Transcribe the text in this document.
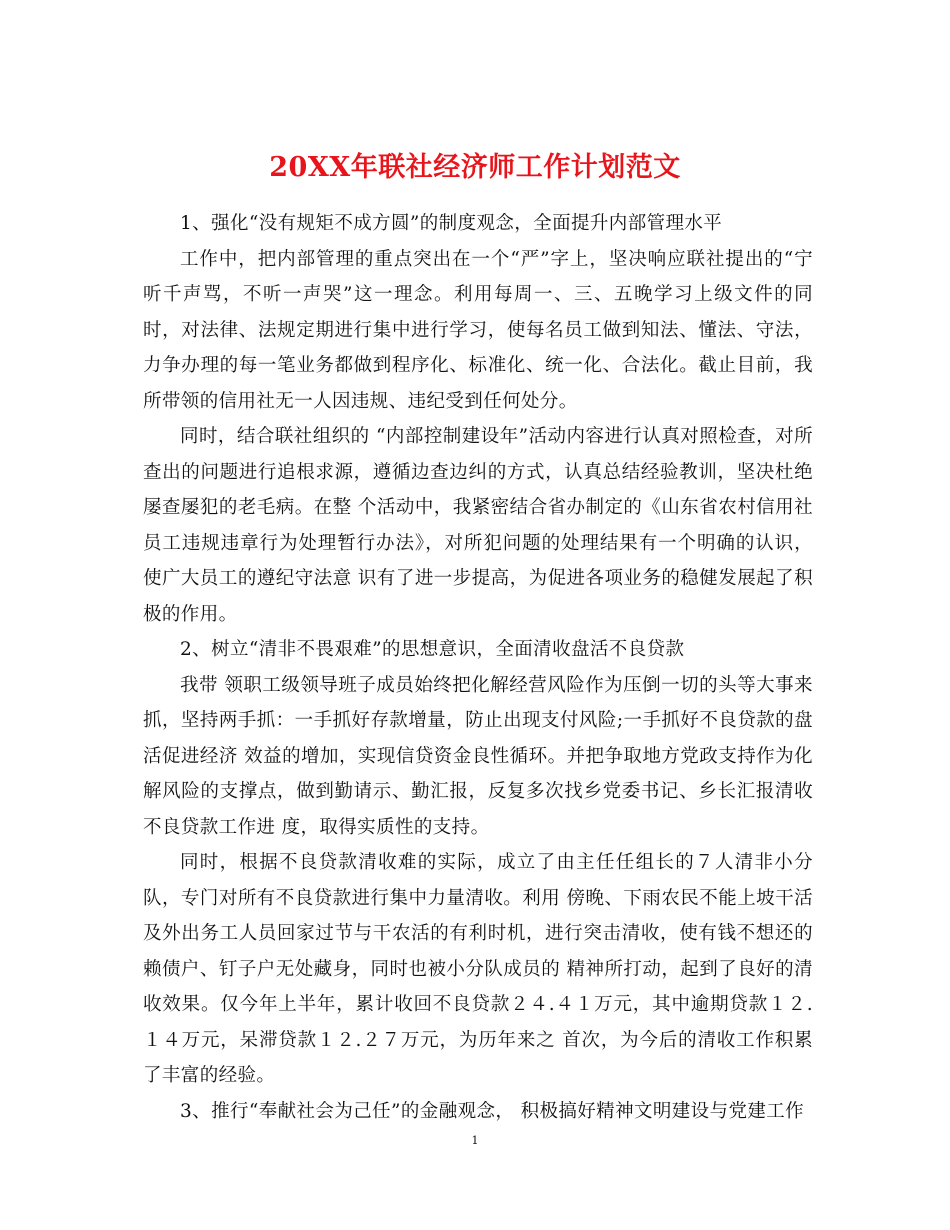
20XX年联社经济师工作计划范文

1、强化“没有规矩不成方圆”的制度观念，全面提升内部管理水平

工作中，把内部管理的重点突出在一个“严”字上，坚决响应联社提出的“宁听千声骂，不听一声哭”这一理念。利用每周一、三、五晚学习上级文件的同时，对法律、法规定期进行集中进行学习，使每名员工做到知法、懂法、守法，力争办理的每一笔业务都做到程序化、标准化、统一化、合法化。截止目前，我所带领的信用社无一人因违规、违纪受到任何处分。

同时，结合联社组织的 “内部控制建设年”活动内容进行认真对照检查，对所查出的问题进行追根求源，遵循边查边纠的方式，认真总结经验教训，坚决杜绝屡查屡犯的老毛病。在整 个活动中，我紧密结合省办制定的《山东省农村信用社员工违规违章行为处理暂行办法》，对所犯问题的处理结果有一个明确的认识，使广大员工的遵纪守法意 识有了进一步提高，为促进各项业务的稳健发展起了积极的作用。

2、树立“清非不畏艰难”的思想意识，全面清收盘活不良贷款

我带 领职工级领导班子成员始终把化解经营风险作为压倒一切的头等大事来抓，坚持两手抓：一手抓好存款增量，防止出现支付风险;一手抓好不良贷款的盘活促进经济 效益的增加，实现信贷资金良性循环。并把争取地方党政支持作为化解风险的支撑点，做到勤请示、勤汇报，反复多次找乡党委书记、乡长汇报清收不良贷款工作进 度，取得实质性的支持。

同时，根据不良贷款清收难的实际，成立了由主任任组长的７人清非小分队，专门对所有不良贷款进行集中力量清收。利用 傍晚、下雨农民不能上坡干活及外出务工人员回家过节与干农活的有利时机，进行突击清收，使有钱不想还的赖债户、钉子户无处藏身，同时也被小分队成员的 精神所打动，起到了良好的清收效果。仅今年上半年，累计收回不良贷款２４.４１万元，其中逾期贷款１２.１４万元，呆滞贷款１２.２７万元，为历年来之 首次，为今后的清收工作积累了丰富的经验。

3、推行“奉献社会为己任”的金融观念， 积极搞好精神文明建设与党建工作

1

...

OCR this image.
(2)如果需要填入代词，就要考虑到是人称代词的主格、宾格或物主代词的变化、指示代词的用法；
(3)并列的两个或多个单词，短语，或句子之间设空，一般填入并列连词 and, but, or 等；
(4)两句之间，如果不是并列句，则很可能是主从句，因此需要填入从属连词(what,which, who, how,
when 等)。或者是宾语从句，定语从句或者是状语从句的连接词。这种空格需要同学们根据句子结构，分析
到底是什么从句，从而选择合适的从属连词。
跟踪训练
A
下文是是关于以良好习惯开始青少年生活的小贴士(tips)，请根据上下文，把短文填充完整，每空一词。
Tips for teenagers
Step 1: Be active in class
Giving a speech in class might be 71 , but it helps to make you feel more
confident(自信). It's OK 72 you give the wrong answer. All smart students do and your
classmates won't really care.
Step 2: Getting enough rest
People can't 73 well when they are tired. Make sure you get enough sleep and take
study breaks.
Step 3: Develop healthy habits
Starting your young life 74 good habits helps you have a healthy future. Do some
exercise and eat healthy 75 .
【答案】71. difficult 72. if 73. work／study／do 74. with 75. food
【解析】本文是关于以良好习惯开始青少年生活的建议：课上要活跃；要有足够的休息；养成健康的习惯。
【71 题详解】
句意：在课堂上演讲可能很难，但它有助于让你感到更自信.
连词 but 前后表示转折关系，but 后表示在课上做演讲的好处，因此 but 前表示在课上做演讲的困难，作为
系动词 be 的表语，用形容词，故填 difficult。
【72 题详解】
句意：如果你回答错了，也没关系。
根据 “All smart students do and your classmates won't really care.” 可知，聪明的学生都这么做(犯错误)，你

==

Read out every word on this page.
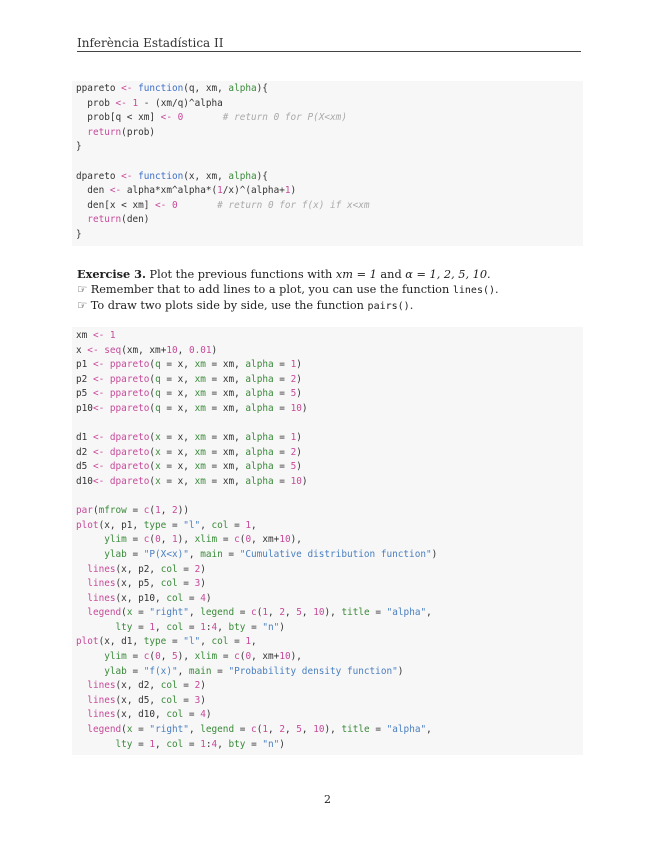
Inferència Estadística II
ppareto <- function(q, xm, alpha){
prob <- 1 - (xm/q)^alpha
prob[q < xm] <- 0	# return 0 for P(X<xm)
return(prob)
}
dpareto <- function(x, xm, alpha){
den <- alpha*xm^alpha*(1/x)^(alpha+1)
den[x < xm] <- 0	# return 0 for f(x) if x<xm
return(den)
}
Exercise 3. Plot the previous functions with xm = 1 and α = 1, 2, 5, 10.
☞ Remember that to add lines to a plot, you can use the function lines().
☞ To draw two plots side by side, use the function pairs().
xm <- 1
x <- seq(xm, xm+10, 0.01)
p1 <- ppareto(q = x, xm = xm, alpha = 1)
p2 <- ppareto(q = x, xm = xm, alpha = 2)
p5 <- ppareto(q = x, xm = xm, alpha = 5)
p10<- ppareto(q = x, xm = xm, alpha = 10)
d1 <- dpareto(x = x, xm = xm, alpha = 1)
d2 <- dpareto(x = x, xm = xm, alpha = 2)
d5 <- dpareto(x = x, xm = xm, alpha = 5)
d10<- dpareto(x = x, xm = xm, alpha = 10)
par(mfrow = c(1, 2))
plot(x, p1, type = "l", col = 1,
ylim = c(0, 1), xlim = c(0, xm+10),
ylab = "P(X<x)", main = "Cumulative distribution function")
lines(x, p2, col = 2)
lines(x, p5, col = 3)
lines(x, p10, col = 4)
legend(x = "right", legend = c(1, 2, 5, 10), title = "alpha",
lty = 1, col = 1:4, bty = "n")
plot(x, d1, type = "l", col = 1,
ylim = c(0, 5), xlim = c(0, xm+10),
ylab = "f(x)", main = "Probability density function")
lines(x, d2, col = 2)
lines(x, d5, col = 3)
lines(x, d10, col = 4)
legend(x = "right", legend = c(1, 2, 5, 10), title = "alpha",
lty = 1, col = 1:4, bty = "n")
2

Your goal: Where a line contains the string "xlim", extract that line.

Exercise result:
ylim = c(0, 1), xlim = c(0, xm+10),
ylim = c(0, 5), xlim = c(0, xm+10),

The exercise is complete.